## Figure record extracts
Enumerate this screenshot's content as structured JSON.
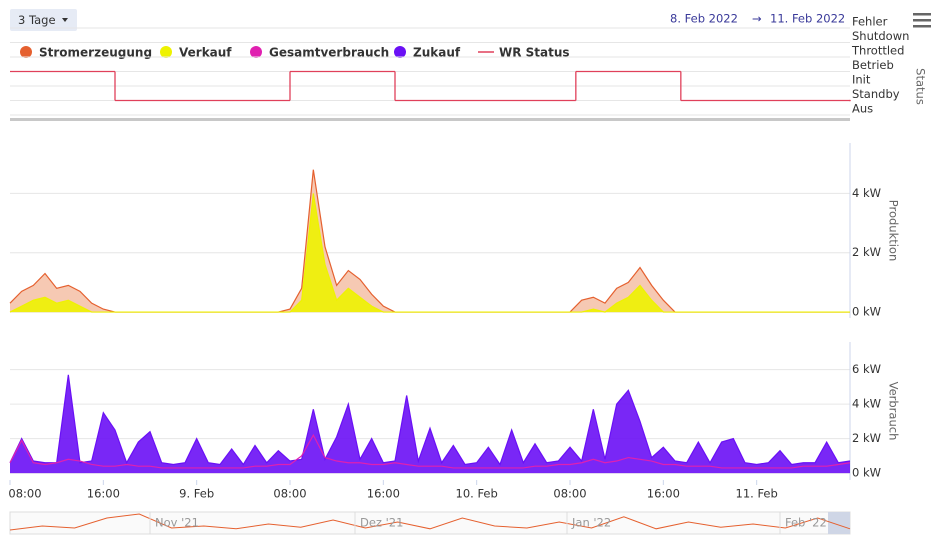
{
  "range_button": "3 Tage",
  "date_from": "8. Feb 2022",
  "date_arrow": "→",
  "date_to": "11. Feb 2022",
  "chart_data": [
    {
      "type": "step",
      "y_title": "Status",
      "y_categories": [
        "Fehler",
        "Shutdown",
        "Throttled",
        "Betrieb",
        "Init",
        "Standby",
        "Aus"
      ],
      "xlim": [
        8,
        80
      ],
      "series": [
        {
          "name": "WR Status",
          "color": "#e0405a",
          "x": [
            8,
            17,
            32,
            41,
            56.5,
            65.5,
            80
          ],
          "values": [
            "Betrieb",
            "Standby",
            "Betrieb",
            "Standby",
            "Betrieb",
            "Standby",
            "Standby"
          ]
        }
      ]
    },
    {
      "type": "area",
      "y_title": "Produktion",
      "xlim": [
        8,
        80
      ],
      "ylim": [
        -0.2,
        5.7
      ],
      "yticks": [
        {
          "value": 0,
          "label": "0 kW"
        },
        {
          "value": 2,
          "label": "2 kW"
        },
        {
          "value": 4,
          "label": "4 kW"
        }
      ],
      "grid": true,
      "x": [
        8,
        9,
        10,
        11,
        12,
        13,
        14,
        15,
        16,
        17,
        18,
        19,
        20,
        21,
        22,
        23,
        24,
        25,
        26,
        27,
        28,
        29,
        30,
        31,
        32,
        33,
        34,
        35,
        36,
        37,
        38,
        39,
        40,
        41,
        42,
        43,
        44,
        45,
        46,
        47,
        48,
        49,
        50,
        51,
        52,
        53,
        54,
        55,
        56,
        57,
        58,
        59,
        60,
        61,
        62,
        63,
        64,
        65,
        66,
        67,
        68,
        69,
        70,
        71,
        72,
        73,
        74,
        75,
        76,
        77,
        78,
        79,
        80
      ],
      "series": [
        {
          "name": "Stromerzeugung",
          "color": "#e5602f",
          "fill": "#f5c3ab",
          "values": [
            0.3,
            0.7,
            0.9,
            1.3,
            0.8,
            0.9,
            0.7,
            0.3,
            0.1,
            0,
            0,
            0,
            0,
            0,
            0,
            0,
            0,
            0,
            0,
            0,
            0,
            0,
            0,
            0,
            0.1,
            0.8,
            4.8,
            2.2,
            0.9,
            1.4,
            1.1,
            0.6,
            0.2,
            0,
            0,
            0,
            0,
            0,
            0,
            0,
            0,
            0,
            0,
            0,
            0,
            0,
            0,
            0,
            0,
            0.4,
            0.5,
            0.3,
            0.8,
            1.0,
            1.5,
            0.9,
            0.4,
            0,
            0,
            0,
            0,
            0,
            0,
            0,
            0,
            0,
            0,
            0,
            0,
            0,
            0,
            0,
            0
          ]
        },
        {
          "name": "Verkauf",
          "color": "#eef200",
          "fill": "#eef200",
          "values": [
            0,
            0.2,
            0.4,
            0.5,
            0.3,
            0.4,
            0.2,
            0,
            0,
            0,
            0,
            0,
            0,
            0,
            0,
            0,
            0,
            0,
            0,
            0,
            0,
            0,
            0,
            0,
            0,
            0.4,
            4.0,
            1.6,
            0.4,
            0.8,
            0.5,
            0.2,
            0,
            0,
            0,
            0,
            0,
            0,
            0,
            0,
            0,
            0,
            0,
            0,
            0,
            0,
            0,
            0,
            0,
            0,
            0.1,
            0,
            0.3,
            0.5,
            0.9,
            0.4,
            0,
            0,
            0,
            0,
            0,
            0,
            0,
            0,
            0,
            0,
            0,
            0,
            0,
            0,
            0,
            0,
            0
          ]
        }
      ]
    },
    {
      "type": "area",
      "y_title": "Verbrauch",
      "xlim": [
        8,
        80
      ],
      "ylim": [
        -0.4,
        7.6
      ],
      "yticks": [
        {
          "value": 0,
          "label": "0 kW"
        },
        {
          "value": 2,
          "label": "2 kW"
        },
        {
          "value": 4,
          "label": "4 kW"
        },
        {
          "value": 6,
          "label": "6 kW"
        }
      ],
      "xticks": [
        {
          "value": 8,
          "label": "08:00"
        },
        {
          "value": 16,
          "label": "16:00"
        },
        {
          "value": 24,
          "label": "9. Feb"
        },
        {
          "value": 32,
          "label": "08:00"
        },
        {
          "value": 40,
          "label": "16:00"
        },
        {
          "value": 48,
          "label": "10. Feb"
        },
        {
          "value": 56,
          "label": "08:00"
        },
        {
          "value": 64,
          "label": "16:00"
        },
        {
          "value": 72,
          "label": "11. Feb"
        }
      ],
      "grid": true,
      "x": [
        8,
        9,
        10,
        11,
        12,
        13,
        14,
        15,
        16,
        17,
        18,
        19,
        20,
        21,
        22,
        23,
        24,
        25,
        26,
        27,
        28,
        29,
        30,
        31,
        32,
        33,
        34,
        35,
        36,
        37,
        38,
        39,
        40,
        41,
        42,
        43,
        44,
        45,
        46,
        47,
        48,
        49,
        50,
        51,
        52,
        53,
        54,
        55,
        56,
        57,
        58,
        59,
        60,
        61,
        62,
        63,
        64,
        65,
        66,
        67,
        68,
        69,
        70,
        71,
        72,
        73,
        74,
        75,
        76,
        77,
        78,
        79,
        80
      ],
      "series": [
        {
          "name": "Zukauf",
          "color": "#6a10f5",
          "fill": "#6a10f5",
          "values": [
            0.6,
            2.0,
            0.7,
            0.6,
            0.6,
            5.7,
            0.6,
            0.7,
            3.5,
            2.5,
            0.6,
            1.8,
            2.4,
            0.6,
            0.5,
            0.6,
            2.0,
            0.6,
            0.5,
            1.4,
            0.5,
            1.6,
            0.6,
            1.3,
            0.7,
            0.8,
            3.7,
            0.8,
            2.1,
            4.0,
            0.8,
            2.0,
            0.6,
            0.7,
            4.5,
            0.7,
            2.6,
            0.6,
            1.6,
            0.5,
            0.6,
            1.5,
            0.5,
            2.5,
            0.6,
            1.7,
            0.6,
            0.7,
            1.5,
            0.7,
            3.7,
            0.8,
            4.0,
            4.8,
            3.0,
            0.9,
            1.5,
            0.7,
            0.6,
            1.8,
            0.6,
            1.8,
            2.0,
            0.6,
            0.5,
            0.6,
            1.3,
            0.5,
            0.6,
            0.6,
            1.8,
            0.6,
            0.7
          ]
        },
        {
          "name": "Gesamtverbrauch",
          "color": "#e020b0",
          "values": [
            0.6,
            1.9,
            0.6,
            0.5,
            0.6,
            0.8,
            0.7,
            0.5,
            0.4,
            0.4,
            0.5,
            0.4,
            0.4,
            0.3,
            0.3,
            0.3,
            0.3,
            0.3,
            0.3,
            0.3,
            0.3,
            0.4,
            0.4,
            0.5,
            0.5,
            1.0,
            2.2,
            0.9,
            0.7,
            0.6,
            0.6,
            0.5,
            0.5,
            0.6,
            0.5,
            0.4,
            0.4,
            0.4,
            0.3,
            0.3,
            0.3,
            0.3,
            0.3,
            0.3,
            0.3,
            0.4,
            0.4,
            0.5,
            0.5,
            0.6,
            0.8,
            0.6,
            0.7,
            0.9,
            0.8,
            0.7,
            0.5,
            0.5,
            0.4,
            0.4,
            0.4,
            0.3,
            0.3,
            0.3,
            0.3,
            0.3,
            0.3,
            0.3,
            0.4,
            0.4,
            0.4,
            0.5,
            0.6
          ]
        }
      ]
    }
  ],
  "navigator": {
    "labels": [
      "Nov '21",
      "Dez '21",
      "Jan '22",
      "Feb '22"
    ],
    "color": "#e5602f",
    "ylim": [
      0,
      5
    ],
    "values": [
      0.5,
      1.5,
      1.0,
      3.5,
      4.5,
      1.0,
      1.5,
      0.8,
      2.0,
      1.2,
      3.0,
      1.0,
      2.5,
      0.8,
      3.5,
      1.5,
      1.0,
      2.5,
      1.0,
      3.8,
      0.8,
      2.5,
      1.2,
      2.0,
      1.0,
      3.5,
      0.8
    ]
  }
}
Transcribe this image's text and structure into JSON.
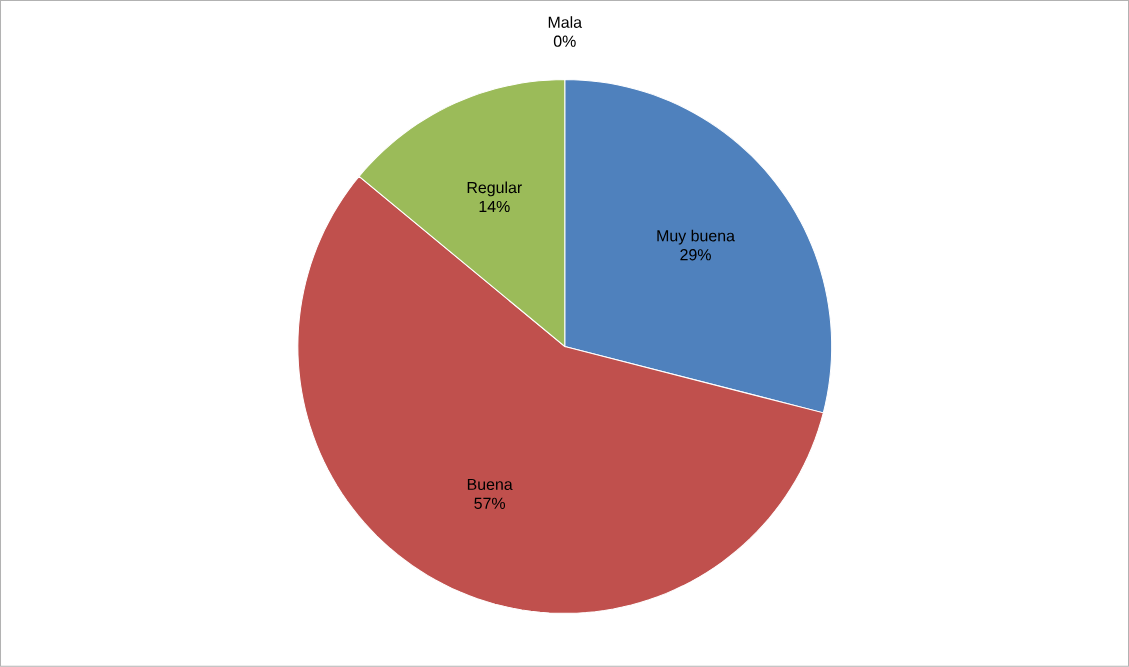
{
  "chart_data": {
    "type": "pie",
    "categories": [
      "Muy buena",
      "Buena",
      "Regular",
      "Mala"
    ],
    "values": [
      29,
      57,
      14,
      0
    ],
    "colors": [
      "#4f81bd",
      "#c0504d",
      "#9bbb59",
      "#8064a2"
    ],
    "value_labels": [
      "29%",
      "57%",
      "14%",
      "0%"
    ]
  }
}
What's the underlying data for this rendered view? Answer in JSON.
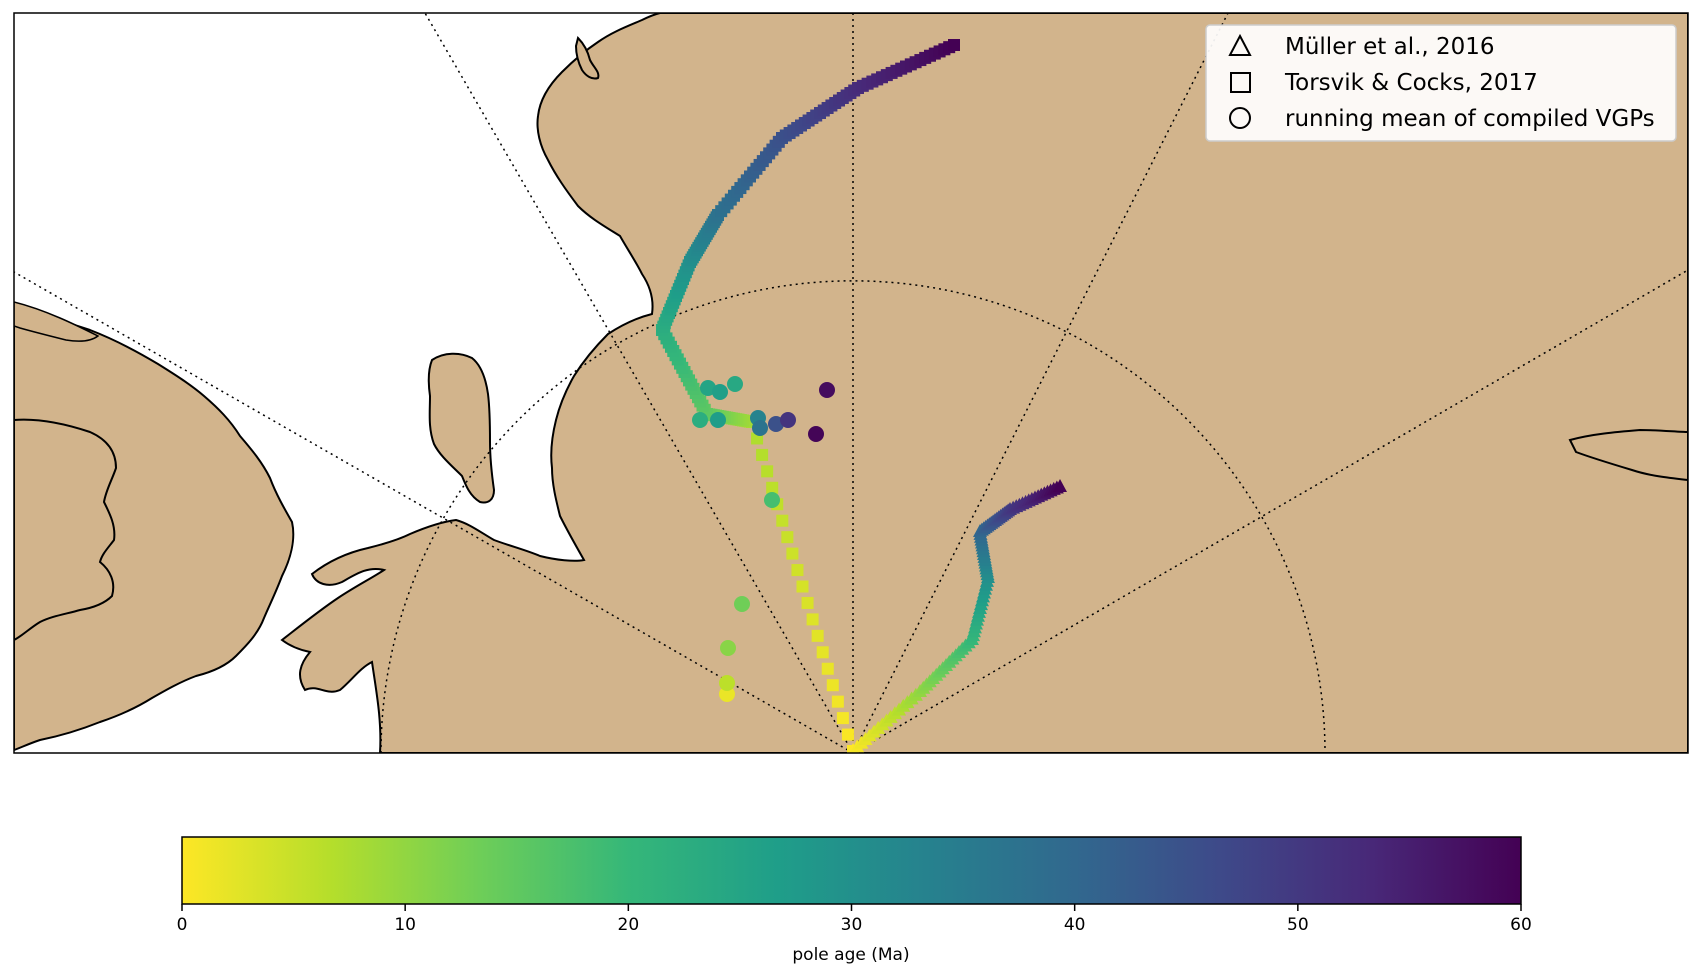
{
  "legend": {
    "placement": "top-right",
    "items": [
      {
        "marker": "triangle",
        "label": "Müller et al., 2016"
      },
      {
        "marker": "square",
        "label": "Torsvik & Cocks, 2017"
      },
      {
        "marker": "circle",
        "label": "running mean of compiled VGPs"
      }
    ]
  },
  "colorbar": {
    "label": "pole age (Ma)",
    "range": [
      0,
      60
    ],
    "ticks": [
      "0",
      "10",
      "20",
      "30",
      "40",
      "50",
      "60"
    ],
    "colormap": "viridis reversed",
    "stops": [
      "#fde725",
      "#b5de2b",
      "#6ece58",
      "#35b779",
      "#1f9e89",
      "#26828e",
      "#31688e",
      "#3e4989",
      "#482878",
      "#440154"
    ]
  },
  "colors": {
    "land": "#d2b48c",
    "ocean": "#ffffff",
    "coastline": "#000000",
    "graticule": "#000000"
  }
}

## Goal
Lines containing the word "marker" must all be returned from the material above.

## Written response
        "marker": "triangle",
        "marker": "square",
        "marker": "circle",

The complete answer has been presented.